**Stored records**
* * *

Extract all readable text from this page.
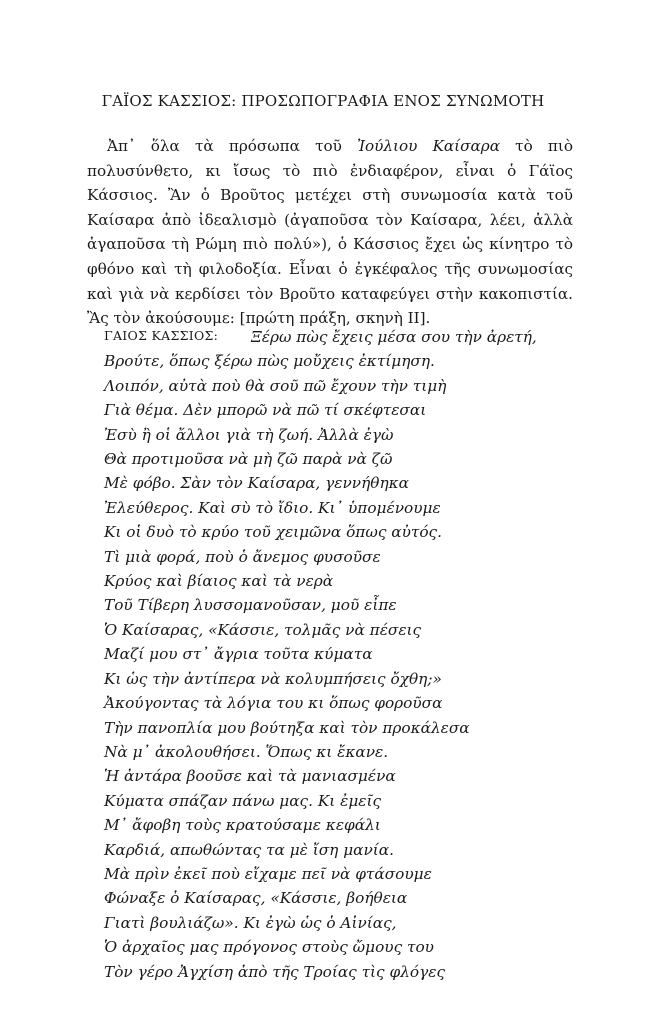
ΓΑΪΟΣ ΚΑΣΣΙΟΣ: ΠΡΟΣΩΠΟΓΡΑΦΙΑ ΕΝΟΣ ΣΥΝΩΜΟΤΗ

Ἀπ᾿ ὅλα τὰ πρόσωπα τοῦ Ἰούλιου Καίσαρα τὸ πιὸ πολυσύνθετο, κι ἴσως τὸ πιὸ ἐνδιαφέρον, εἶναι ὁ Γάϊος Κάσσιος. Ἂν ὁ Βροῦτος μετέχει στὴ συνωμοσία κατὰ τοῦ Καίσαρα ἀπὸ ἰδεαλισμὸ (ἀγαποῦσα τὸν Καίσαρα, λέει, ἀλλὰ ἀγαποῦσα τὴ Ρώμη πιὸ πολύ»), ὁ Κάσσιος ἔχει ὡς κίνητρο τὸ φθόνο καὶ τὴ φιλοδοξία. Εἶναι ὁ ἐγκέφαλος τῆς συνωμοσίας καὶ γιὰ νὰ κερδίσει τὸν Βροῦτο καταφεύγει στὴν κακοπιστία. Ἂς τὸν ἀκούσουμε: [πρώτη πράξη, σκηνὴ II].

ΓΑΙΟΣ ΚΑΣΣΙΟΣ:	Ξέρω πὼς ἔχεις μέσα σου τὴν ἀρετή,
Βρούτε, ὅπως ξέρω πὼς μοὔχεις ἐκτίμηση.
Λοιπόν, αὐτὰ ποὺ θὰ σοῦ πῶ ἔχουν τὴν τιμὴ
Γιὰ θέμα. Δὲν μπορῶ νὰ πῶ τί σκέφτεσαι
Ἐσὺ ἢ οἱ ἄλλοι γιὰ τὴ ζωή. Ἀλλὰ ἐγὼ
Θὰ προτιμοῦσα νὰ μὴ ζῶ παρὰ νὰ ζῶ
Μὲ φόβο. Σὰν τὸν Καίσαρα, γεννήθηκα
Ἐλεύθερος. Καὶ σὺ τὸ ἴδιο. Κι᾿ ὑπομένουμε
Κι οἱ δυὸ τὸ κρύο τοῦ χειμῶνα ὅπως αὐτός.
Τὶ μιὰ φορά, ποὺ ὁ ἄνεμος φυσοῦσε
Κρύος καὶ βίαιος καὶ τὰ νερὰ
Τοῦ Τίβερη λυσσομανοῦσαν, μοῦ εἶπε
Ὁ Καίσαρας, «Κάσσιε, τολμᾶς νὰ πέσεις
Μαζί μου στ᾿ ἄγρια τοῦτα κύματα
Κι ὡς τὴν ἀντίπερα νὰ κολυμπήσεις ὄχθη;»
Ἀκούγοντας τὰ λόγια του κι ὅπως φοροῦσα
Τὴν πανοπλία μου βούτηξα καὶ τὸν προκάλεσα
Νὰ μ᾿ ἀκολουθήσει. Ὅπως κι ἔκανε.
Ἡ ἀντάρα βοοῦσε καὶ τὰ μανιασμένα
Κύματα σπάζαν πάνω μας. Κι ἐμεῖς
Μ᾿ ἄφοβη τοὺς κρατούσαμε κεφάλι
Καρδιά, απωθώντας τα μὲ ἴση μανία.
Μὰ πρὶν ἐκεῖ ποὺ εἴχαμε πεῖ νὰ φτάσουμε
Φώναξε ὁ Καίσαρας, «Κάσσιε, βοήθεια
Γιατὶ βουλιάζω». Κι ἐγὼ ὡς ὁ Αἰνίας,
Ὁ ἀρχαῖος μας πρόγονος στοὺς ὤμους του
Τὸν γέρο Ἀγχίση ἀπὸ τῆς Τροίας τὶς φλόγες
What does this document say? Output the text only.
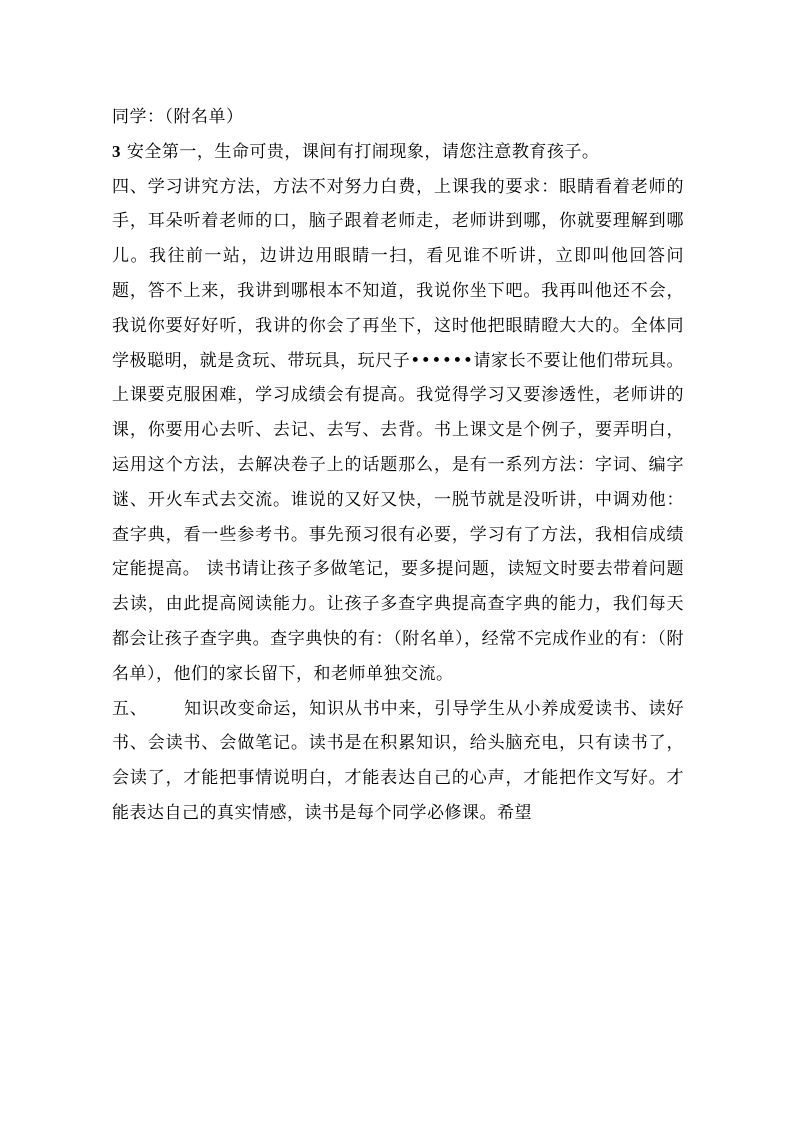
同学：（附名单）

3 安全第一，生命可贵，课间有打闹现象，请您注意教育孩子。

四、学习讲究方法，方法不对努力白费，上课我的要求：眼睛看着老师的手，耳朵听着老师的口，脑子跟着老师走，老师讲到哪，你就要理解到哪儿。我往前一站，边讲边用眼睛一扫，看见谁不听讲，立即叫他回答问题，答不上来，我讲到哪根本不知道，我说你坐下吧。我再叫他还不会，我说你要好好听，我讲的你会了再坐下，这时他把眼睛瞪大大的。全体同学极聪明，就是贪玩、带玩具，玩尺子••••••请家长不要让他们带玩具。上课要克服困难，学习成绩会有提高。我觉得学习又要渗透性，老师讲的课，你要用心去听、去记、去写、去背。书上课文是个例子，要弄明白，运用这个方法，去解决卷子上的话题那么，是有一系列方法：字词、编字谜、开火车式去交流。谁说的又好又快，一脱节就是没听讲，中调劝他：查字典，看一些参考书。事先预习很有必要，学习有了方法，我相信成绩定能提高。 读书请让孩子多做笔记，要多提问题，读短文时要去带着问题去读，由此提高阅读能力。让孩子多查字典提高查字典的能力，我们每天都会让孩子查字典。查字典快的有：（附名单），经常不完成作业的有：（附名单），他们的家长留下，和老师单独交流。

五、 知识改变命运，知识从书中来，引导学生从小养成爱读书、读好书、会读书、会做笔记。读书是在积累知识，给头脑充电，只有读书了，会读了，才能把事情说明白，才能表达自己的心声，才能把作文写好。才能表达自己的真实情感，读书是每个同学必修课。希望
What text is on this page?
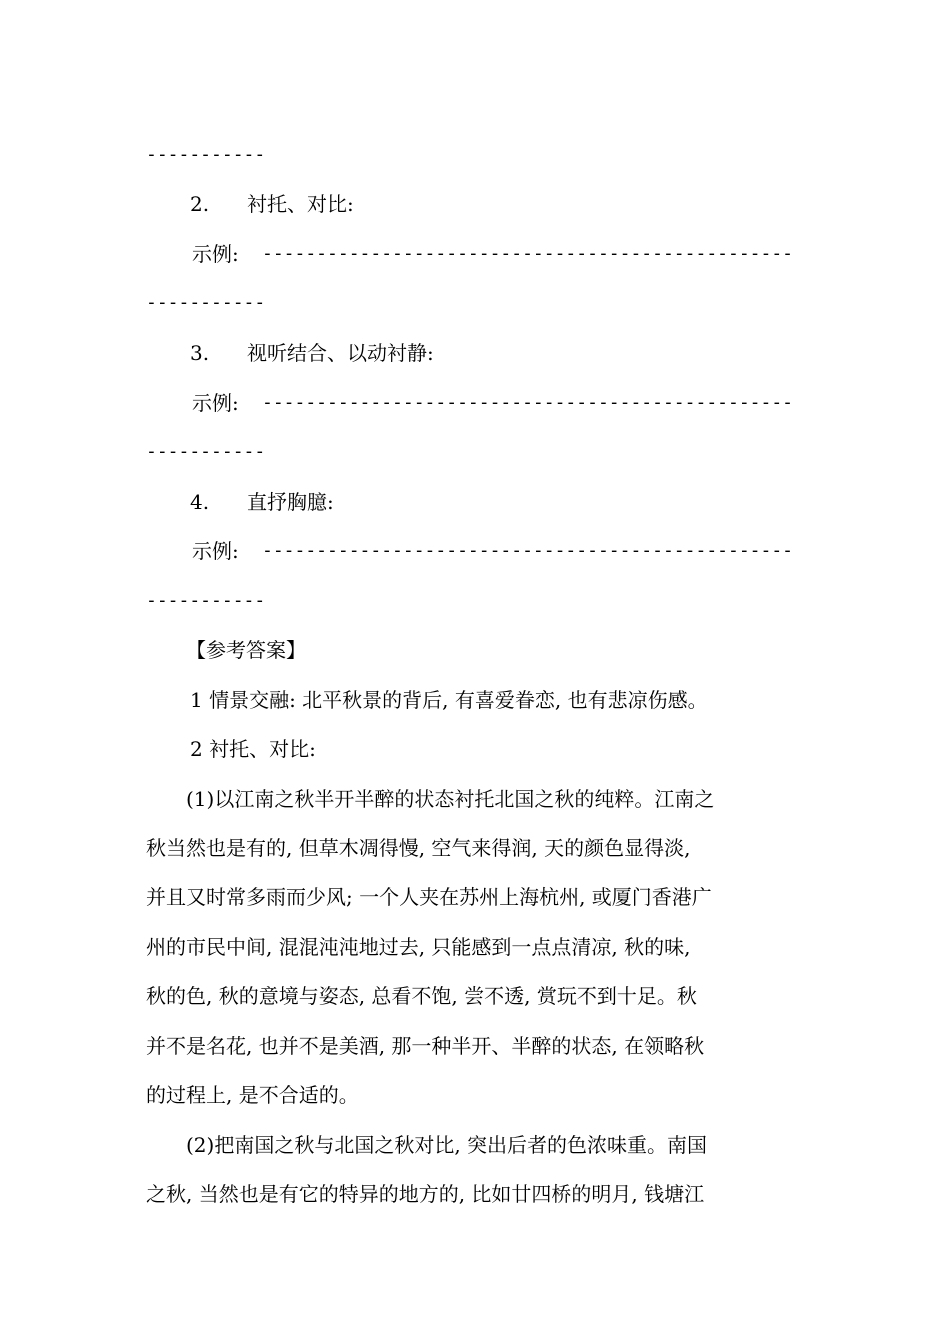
-----------
2. 衬托、对比:
示例: -------------------------------------------------
-----------
3. 视听结合、以动衬静:
示例: -------------------------------------------------
-----------
4. 直抒胸臆:
示例: -------------------------------------------------
-----------
【参考答案】
1 情景交融: 北平秋景的背后, 有喜爱眷恋, 也有悲凉伤感。
2 衬托、对比:
(1)以江南之秋半开半醉的状态衬托北国之秋的纯粹。江南之
秋当然也是有的, 但草木凋得慢, 空气来得润, 天的颜色显得淡,
并且又时常多雨而少风; 一个人夹在苏州上海杭州, 或厦门香港广
州的市民中间, 混混沌沌地过去, 只能感到一点点清凉, 秋的味,
秋的色, 秋的意境与姿态, 总看不饱, 尝不透, 赏玩不到十足。秋
并不是名花, 也并不是美酒, 那一种半开、半醉的状态, 在领略秋
的过程上, 是不合适的。
(2)把南国之秋与北国之秋对比, 突出后者的色浓味重。南国
之秋, 当然也是有它的特异的地方的, 比如廿四桥的明月, 钱塘江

* * *

**Required work**
State how many lines above contain the string "Καίσαρας", with no other words.

**Expected answer**
2